Items from a data source:
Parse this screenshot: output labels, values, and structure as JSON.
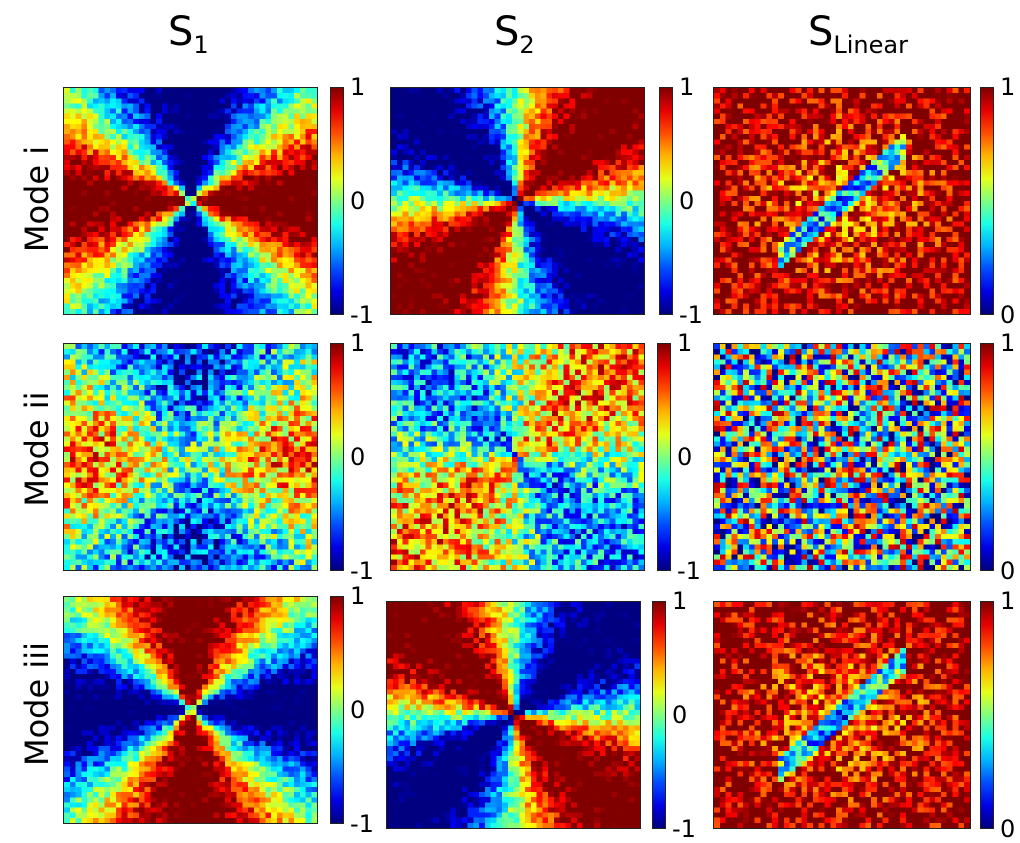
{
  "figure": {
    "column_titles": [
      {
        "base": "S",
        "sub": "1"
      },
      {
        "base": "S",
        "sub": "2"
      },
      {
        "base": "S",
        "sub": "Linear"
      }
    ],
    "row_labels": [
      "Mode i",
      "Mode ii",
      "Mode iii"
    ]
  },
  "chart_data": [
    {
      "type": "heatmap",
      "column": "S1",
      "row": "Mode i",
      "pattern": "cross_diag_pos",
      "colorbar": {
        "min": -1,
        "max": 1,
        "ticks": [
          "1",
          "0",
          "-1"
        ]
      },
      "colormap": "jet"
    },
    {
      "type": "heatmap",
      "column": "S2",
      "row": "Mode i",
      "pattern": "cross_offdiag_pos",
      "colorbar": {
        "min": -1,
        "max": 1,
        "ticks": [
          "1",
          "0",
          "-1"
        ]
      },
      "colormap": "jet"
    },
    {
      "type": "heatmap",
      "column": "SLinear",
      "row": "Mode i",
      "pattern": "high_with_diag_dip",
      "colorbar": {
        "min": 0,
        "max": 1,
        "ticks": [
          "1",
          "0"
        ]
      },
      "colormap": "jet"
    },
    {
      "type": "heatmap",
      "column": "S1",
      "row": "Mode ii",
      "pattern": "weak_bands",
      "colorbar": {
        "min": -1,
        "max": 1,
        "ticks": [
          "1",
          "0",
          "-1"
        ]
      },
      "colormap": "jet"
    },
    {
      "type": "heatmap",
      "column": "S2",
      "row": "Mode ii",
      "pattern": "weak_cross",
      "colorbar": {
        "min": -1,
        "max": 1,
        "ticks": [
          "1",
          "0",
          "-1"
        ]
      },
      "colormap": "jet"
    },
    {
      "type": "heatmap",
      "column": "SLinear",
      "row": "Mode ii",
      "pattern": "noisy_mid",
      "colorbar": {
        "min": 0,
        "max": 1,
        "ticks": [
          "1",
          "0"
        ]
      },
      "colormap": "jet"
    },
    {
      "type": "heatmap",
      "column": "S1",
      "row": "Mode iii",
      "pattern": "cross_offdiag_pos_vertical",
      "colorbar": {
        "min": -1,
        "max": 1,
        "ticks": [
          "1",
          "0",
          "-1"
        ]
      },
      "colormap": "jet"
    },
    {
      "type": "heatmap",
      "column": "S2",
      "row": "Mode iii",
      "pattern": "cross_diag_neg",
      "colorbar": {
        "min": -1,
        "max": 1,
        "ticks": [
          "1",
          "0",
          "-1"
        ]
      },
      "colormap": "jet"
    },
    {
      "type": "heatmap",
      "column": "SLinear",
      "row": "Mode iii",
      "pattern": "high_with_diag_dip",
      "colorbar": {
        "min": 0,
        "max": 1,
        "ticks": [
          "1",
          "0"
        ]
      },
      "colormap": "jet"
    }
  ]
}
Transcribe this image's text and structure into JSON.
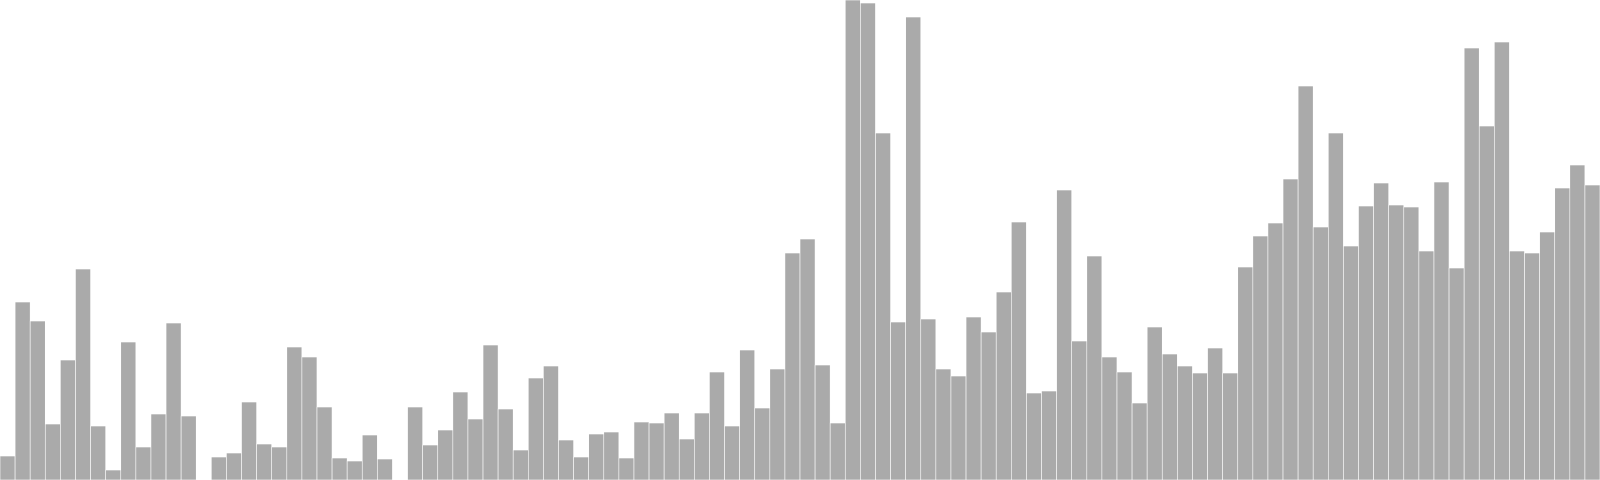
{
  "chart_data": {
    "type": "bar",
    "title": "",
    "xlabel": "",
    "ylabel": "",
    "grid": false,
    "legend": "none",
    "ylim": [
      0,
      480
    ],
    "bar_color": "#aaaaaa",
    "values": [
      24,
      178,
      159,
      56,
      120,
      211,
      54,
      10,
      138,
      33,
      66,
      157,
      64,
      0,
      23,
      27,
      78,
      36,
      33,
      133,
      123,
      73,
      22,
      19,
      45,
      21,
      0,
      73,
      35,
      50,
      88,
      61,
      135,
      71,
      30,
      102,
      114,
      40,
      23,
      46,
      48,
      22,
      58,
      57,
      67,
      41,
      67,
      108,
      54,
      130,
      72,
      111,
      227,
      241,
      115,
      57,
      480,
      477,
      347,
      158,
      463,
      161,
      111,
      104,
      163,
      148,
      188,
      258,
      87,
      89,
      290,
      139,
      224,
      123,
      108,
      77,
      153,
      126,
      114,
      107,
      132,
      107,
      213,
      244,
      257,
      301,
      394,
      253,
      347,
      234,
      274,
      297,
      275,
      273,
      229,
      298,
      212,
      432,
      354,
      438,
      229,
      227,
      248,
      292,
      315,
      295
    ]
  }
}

--

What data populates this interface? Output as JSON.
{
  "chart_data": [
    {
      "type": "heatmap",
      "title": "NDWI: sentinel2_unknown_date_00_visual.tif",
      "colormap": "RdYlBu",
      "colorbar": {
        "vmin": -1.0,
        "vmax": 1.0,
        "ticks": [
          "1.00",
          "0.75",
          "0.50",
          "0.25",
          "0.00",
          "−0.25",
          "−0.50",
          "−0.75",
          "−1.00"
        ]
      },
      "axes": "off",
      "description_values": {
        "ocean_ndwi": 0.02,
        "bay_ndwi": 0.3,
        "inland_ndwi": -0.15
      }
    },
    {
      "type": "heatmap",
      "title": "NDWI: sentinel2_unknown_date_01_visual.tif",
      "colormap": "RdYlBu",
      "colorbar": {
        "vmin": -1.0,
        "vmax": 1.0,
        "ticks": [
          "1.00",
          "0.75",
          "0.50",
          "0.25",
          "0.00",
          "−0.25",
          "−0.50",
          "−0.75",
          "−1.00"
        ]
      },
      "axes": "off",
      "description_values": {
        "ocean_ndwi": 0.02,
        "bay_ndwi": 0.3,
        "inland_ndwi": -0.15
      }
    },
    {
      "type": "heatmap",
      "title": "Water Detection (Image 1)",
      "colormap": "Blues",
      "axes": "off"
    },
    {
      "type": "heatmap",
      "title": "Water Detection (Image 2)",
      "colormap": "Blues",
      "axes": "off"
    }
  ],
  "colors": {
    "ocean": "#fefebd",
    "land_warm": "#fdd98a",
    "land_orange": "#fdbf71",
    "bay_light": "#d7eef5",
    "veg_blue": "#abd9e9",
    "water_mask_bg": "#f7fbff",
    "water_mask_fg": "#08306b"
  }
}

--

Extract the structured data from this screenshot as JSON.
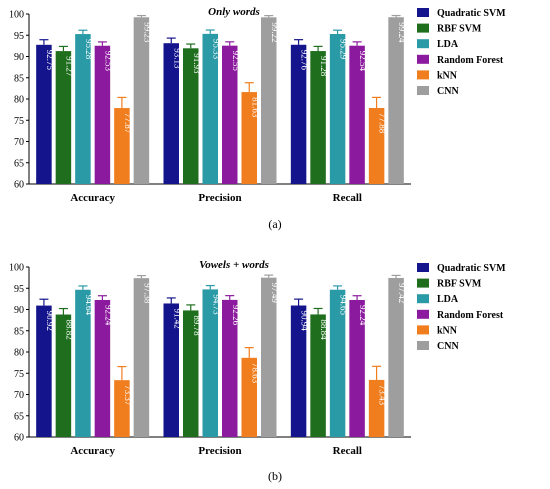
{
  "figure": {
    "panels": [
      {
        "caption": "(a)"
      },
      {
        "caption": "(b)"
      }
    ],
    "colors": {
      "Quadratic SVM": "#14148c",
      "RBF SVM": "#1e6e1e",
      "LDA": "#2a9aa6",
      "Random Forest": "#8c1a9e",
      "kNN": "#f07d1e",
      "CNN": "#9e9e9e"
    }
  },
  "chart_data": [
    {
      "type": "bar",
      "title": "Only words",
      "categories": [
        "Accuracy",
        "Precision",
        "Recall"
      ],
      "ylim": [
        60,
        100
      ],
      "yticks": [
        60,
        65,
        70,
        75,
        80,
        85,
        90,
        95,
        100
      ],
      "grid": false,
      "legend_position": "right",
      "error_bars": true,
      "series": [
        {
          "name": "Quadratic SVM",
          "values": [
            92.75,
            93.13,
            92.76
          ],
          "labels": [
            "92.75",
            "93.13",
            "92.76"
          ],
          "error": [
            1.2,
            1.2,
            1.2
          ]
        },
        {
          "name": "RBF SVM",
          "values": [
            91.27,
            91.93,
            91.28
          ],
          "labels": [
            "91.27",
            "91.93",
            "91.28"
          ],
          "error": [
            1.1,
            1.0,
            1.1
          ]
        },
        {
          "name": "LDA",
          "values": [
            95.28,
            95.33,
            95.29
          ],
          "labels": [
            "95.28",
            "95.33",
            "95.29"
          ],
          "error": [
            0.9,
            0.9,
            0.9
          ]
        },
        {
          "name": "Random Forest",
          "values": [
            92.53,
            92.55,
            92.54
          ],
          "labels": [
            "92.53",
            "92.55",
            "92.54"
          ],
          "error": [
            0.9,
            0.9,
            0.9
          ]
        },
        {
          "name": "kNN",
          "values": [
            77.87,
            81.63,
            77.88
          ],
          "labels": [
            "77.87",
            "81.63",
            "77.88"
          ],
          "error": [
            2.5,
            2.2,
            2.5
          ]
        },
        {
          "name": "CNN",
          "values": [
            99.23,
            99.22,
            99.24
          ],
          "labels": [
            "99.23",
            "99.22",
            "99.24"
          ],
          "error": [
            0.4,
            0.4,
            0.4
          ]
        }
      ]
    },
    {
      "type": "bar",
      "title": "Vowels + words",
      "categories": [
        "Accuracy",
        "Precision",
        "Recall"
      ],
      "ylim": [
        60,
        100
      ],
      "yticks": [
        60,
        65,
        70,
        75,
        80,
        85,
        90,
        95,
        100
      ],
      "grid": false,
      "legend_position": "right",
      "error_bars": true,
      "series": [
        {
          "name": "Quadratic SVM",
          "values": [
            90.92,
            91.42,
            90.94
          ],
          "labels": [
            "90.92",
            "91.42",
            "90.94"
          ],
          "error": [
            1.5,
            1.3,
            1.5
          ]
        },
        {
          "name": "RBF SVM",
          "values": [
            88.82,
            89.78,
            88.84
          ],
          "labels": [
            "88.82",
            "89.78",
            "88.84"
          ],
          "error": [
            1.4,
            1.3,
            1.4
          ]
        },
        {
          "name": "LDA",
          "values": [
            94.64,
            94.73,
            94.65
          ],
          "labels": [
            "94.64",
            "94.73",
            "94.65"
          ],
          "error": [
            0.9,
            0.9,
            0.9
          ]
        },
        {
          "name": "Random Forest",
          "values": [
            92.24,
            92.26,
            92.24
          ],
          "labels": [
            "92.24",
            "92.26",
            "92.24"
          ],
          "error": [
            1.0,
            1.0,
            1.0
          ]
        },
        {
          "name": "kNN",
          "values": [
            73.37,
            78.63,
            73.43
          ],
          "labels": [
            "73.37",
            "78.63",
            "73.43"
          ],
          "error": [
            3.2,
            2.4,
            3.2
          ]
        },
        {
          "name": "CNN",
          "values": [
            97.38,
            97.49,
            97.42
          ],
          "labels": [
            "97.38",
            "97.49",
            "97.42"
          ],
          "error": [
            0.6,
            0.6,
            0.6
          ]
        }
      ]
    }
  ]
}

■ TASK DETAILS: Copy out every line of the listing that contains the string "Detection".

■ SOLUTION FOR THIS PROBLEM:
      "title": "Water Detection (Image 1)",
      "title": "Water Detection (Image 2)",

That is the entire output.